*DO THIS*
Repeat all of the records verbatim.

*GIVEN DATA*
--- START ---

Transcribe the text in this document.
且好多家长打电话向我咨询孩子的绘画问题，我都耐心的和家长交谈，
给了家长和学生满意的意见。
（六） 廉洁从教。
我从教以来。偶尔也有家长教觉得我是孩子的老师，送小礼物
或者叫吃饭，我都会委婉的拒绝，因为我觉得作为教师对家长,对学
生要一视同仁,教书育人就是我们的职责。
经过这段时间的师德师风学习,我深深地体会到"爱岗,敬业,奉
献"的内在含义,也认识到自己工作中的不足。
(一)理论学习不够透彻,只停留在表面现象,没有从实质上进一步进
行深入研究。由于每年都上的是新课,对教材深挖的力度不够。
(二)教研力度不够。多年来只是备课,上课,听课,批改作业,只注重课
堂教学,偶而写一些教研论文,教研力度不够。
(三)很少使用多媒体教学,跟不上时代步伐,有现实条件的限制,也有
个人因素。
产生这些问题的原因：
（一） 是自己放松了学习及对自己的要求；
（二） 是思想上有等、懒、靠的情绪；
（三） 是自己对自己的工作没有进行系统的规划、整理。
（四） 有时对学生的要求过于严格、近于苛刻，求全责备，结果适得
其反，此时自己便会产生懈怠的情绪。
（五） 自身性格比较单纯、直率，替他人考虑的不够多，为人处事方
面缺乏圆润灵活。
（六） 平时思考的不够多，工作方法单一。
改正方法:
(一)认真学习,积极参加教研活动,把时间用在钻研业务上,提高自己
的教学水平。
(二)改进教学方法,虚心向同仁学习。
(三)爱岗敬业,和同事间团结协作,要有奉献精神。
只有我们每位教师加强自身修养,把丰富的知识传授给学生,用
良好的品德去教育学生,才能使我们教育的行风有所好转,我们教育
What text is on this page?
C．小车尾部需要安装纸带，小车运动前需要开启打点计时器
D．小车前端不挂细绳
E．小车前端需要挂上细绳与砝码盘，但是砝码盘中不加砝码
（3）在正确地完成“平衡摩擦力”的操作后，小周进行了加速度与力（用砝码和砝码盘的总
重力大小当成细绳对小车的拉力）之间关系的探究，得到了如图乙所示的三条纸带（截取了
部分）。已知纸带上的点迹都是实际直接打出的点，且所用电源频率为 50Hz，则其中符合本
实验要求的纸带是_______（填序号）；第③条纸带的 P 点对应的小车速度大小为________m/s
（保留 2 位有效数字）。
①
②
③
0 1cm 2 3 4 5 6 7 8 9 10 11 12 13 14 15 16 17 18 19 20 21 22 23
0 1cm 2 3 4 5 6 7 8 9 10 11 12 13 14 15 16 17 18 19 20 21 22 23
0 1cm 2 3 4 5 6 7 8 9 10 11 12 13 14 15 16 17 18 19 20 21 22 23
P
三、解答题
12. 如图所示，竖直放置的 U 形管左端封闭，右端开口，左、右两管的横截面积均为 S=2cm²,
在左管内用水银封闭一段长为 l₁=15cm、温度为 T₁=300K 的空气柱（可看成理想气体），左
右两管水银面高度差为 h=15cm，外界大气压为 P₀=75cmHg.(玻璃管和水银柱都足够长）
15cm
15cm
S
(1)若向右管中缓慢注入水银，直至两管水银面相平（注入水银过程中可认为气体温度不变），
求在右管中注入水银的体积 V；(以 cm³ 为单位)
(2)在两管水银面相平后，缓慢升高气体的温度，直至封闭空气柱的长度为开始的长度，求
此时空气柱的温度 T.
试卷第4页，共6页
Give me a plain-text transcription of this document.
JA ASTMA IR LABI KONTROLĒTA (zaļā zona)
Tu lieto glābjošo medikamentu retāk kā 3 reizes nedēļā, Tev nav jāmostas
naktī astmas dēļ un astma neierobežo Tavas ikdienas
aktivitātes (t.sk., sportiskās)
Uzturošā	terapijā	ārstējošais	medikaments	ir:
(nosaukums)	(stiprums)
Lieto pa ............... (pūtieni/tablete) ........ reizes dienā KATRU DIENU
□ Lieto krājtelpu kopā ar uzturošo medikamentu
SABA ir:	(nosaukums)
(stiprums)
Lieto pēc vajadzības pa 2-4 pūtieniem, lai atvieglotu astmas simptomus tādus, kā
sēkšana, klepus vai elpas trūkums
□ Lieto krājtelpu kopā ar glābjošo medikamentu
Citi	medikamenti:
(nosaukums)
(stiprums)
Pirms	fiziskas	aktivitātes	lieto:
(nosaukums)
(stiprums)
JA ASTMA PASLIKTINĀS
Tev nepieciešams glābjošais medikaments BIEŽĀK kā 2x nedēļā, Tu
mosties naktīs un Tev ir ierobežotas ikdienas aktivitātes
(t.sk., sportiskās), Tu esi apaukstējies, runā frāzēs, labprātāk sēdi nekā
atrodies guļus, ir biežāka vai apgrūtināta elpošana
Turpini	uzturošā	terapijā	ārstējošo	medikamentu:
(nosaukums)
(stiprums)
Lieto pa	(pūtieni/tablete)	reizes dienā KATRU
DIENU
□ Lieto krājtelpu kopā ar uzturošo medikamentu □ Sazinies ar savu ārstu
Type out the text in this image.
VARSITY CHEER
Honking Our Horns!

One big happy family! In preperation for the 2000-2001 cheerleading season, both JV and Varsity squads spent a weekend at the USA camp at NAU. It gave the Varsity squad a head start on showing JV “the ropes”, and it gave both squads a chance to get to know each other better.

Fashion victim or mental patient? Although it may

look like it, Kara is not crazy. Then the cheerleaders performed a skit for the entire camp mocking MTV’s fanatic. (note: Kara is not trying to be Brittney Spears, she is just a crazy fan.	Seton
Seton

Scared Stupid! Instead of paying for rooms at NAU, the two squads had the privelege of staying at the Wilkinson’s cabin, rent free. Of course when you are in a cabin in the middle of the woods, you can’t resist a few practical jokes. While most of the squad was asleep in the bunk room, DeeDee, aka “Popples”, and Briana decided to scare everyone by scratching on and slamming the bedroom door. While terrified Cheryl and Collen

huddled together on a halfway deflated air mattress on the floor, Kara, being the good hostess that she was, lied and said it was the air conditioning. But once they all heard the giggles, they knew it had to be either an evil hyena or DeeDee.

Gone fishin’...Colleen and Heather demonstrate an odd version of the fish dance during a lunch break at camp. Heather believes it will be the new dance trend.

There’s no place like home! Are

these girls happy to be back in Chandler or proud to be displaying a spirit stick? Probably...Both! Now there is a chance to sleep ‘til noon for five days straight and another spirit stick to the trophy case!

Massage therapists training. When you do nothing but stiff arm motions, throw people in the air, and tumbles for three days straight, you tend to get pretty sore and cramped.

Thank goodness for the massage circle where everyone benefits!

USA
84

--- END ---

*PROBLEM SOLUTION*
Transcribe the text in this document.
且好多家长打电话向我咨询孩子的绘画问题，我都耐心的和家长交谈，
给了家长和学生满意的意见。
（六） 廉洁从教。
我从教以来。偶尔也有家长教觉得我是孩子的老师，送小礼物
或者叫吃饭，我都会委婉的拒绝，因为我觉得作为教师对家长,对学
生要一视同仁,教书育人就是我们的职责。
经过这段时间的师德师风学习,我深深地体会到"爱岗,敬业,奉
献"的内在含义,也认识到自己工作中的不足。
(一)理论学习不够透彻,只停留在表面现象,没有从实质上进一步进
行深入研究。由于每年都上的是新课,对教材深挖的力度不够。
(二)教研力度不够。多年来只是备课,上课,听课,批改作业,只注重课
堂教学,偶而写一些教研论文,教研力度不够。
(三)很少使用多媒体教学,跟不上时代步伐,有现实条件的限制,也有
个人因素。
产生这些问题的原因：
（一） 是自己放松了学习及对自己的要求；
（二） 是思想上有等、懒、靠的情绪；
（三） 是自己对自己的工作没有进行系统的规划、整理。
（四） 有时对学生的要求过于严格、近于苛刻，求全责备，结果适得
其反，此时自己便会产生懈怠的情绪。
（五） 自身性格比较单纯、直率，替他人考虑的不够多，为人处事方
面缺乏圆润灵活。
（六） 平时思考的不够多，工作方法单一。
改正方法:
(一)认真学习,积极参加教研活动,把时间用在钻研业务上,提高自己
的教学水平。
(二)改进教学方法,虚心向同仁学习。
(三)爱岗敬业,和同事间团结协作,要有奉献精神。
只有我们每位教师加强自身修养,把丰富的知识传授给学生,用
良好的品德去教育学生,才能使我们教育的行风有所好转,我们教育
What text is on this page?
C．小车尾部需要安装纸带，小车运动前需要开启打点计时器
D．小车前端不挂细绳
E．小车前端需要挂上细绳与砝码盘，但是砝码盘中不加砝码
（3）在正确地完成“平衡摩擦力”的操作后，小周进行了加速度与力（用砝码和砝码盘的总
重力大小当成细绳对小车的拉力）之间关系的探究，得到了如图乙所示的三条纸带（截取了
部分）。已知纸带上的点迹都是实际直接打出的点，且所用电源频率为 50Hz，则其中符合本
实验要求的纸带是_______（填序号）；第③条纸带的 P 点对应的小车速度大小为________m/s
（保留 2 位有效数字）。
①
②
③
0 1cm 2 3 4 5 6 7 8 9 10 11 12 13 14 15 16 17 18 19 20 21 22 23
0 1cm 2 3 4 5 6 7 8 9 10 11 12 13 14 15 16 17 18 19 20 21 22 23
0 1cm 2 3 4 5 6 7 8 9 10 11 12 13 14 15 16 17 18 19 20 21 22 23
P
三、解答题
12. 如图所示，竖直放置的 U 形管左端封闭，右端开口，左、右两管的横截面积均为 S=2cm²,
在左管内用水银封闭一段长为 l₁=15cm、温度为 T₁=300K 的空气柱（可看成理想气体），左
右两管水银面高度差为 h=15cm，外界大气压为 P₀=75cmHg.(玻璃管和水银柱都足够长）
15cm
15cm
S
(1)若向右管中缓慢注入水银，直至两管水银面相平（注入水银过程中可认为气体温度不变），
求在右管中注入水银的体积 V；(以 cm³ 为单位)
(2)在两管水银面相平后，缓慢升高气体的温度，直至封闭空气柱的长度为开始的长度，求
此时空气柱的温度 T.
试卷第4页，共6页
Give me a plain-text transcription of this document.
JA ASTMA IR LABI KONTROLĒTA (zaļā zona)
Tu lieto glābjošo medikamentu retāk kā 3 reizes nedēļā, Tev nav jāmostas
naktī astmas dēļ un astma neierobežo Tavas ikdienas
aktivitātes (t.sk., sportiskās)
Uzturošā	terapijā	ārstējošais	medikaments	ir:
(nosaukums)	(stiprums)
Lieto pa ............... (pūtieni/tablete) ........ reizes dienā KATRU DIENU
□ Lieto krājtelpu kopā ar uzturošo medikamentu
SABA ir:	(nosaukums)
(stiprums)
Lieto pēc vajadzības pa 2-4 pūtieniem, lai atvieglotu astmas simptomus tādus, kā
sēkšana, klepus vai elpas trūkums
□ Lieto krājtelpu kopā ar glābjošo medikamentu
Citi	medikamenti:
(nosaukums)
(stiprums)
Pirms	fiziskas	aktivitātes	lieto:
(nosaukums)
(stiprums)
JA ASTMA PASLIKTINĀS
Tev nepieciešams glābjošais medikaments BIEŽĀK kā 2x nedēļā, Tu
mosties naktīs un Tev ir ierobežotas ikdienas aktivitātes
(t.sk., sportiskās), Tu esi apaukstējies, runā frāzēs, labprātāk sēdi nekā
atrodies guļus, ir biežāka vai apgrūtināta elpošana
Turpini	uzturošā	terapijā	ārstējošo	medikamentu:
(nosaukums)
(stiprums)
Lieto pa	(pūtieni/tablete)	reizes dienā KATRU
DIENU
□ Lieto krājtelpu kopā ar uzturošo medikamentu □ Sazinies ar savu ārstu
Type out the text in this image.
VARSITY CHEER
Honking Our Horns!

One big happy family! In preperation for the 2000-2001 cheerleading season, both JV and Varsity squads spent a weekend at the USA camp at NAU. It gave the Varsity squad a head start on showing JV “the ropes”, and it gave both squads a chance to get to know each other better.

Fashion victim or mental patient? Although it may

look like it, Kara is not crazy. Then the cheerleaders performed a skit for the entire camp mocking MTV’s fanatic. (note: Kara is not trying to be Brittney Spears, she is just a crazy fan.	Seton
Seton

Scared Stupid! Instead of paying for rooms at NAU, the two squads had the privelege of staying at the Wilkinson’s cabin, rent free. Of course when you are in a cabin in the middle of the woods, you can’t resist a few practical jokes. While most of the squad was asleep in the bunk room, DeeDee, aka “Popples”, and Briana decided to scare everyone by scratching on and slamming the bedroom door. While terrified Cheryl and Collen

huddled together on a halfway deflated air mattress on the floor, Kara, being the good hostess that she was, lied and said it was the air conditioning. But once they all heard the giggles, they knew it had to be either an evil hyena or DeeDee.

Gone fishin’...Colleen and Heather demonstrate an odd version of the fish dance during a lunch break at camp. Heather believes it will be the new dance trend.

There’s no place like home! Are

these girls happy to be back in Chandler or proud to be displaying a spirit stick? Probably...Both! Now there is a chance to sleep ‘til noon for five days straight and another spirit stick to the trophy case!

Massage therapists training. When you do nothing but stiff arm motions, throw people in the air, and tumbles for three days straight, you tend to get pretty sore and cramped.

Thank goodness for the massage circle where everyone benefits!

USA
84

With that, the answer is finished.